- [EXERCISE TASK A]: In the running-streak blog post, between which two holidays did Marc Parent log miles every day during his first streak?
- [EXERCISE TASK B]: Carry on the running-streak blog post, starting after its final sentence.

- [PAGE EXCERPT]:

Naked Ambition

I’ve made a lot of questionable wardrobe choices since launching my running career, from cat ears to tutus to goldendoodle handbags.

But there’s at least one growing workout trend I’ve yet to try: Streaking.


“And it’s going to stay that way, young lady!” I hear my father saying now as he replaces the flattering spandex gear I requested for Christmas with ankle-covering, Mormon-approved, streak-free racing get-ups.

No, silly old bear, I don’t mean streaking streaking. I mean completing a running streak: or committing to run at least one mile every single day for a predetermined period of time — and then actually following through, regardless of weather, aches or professional obligations. If you ask me, this kind of streaking seems far more terrifying than the kind of the nudist variety.

I’ve heard about running streaks before — usually in the context of “Old Man Marley killed his family with a snow shovel and has run every day for the last six months! Six months!” — but I only started to consider doing one myself upon reading Marc Parent’s column in December’s issue of Runner’s World magazine.

The piece, which you can read in full here, chronicles his first running streak, in which he logged miles every single day between Thanksgiving and Christmas after a crazy neighbor talked him into it. “I’ll do it,” he recalls saying out loud to no one in the room. “A running streak is a deal you make with only yourself.”

- [Labeled box records]:
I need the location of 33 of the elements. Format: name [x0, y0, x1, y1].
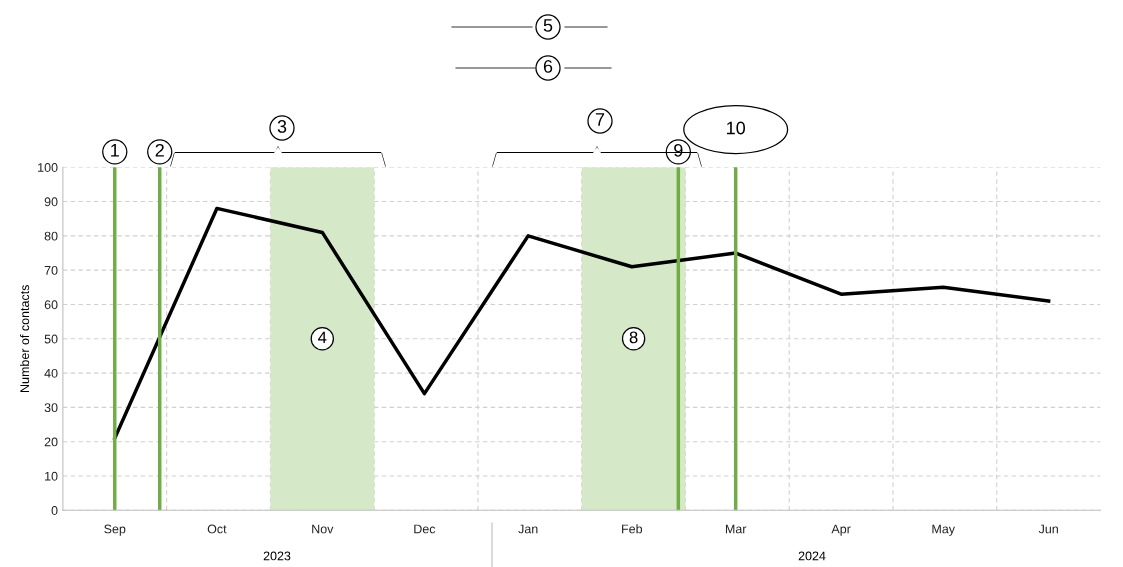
y-tick-label: 90	[44, 197, 58, 207]
y-tick-label: 10	[45, 471, 58, 481]
y-tick-label: 60	[44, 300, 58, 310]
x-tick-label: Mar	[725, 524, 747, 534]
text: 3	[277, 120, 287, 133]
x-tick-label: Oct	[207, 524, 227, 534]
y-tick-label: 70	[44, 265, 58, 275]
text: 2023	[263, 551, 291, 561]
text: 6	[543, 60, 553, 73]
x-tick-label: Jun	[1038, 524, 1058, 534]
x-tick-label: Dec	[414, 524, 436, 534]
y-tick-label: 40	[44, 368, 58, 378]
y-tick-label: 0	[51, 506, 58, 515]
x-tick-label: Jan	[518, 524, 538, 534]
band-label: 8	[629, 331, 638, 344]
x-tick-label: May	[932, 524, 955, 536]
y-tick-label: 30	[44, 403, 58, 413]
y-tick-label: 100	[38, 163, 58, 172]
text: 7	[595, 113, 605, 126]
x-tick-label: Apr	[831, 524, 851, 536]
x-tick-label: Feb	[622, 524, 643, 534]
text: 5	[543, 19, 553, 32]
y-axis-title: Number of contacts	[19, 285, 30, 392]
x-tick-label: Sep	[104, 524, 126, 536]
y-tick-label: 50	[44, 334, 58, 344]
y-tick-label: 20	[44, 437, 58, 447]
ref-line-label: 10	[727, 121, 746, 135]
y-tick-label: 80	[44, 231, 58, 241]
ref-line-label: 2	[155, 143, 164, 157]
text: 2024	[798, 551, 826, 561]
ref-line-label: 1	[111, 144, 119, 157]
x-tick-label: Nov	[312, 524, 334, 534]
band-label: 4	[318, 331, 327, 344]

- [TASK RESPONSE A]: Between Thanksgiving and Christmas.

- [TASK RESPONSE B]:
And for Marc, the experience proved fruitful, particularly considering the lack of fruits — or plethora of fruitcakes — we all tend to devour in this month-long period each year.

“You do almost anything every day for four weeks and you start to get good at it. I no longer got tired on a run. I found out legs don’t hurt on days off when you never take a day off. You never feel guilty about the run you don’t take when you take them all. You don’t have favorite running clothes—you have whatever is clean and whatever works, which is whatever you happen to grab when you reach into the drawer. Individual runs are not important, but running as a whole feels more so. One morning I completed a long run without ever breathing faster than a resting pace. Once I came home after an exceptionally cold run and looked in the mirror at the icicles on my eyelashes and thought, I am officially as crazy a runner as anyone I’ve ever made fun of. Then I took a hot shower and dressed up and looped a belt around my waist and hooked the buckle on the smallest hole — a new hole on a belt I’ve had for more than 10 years.”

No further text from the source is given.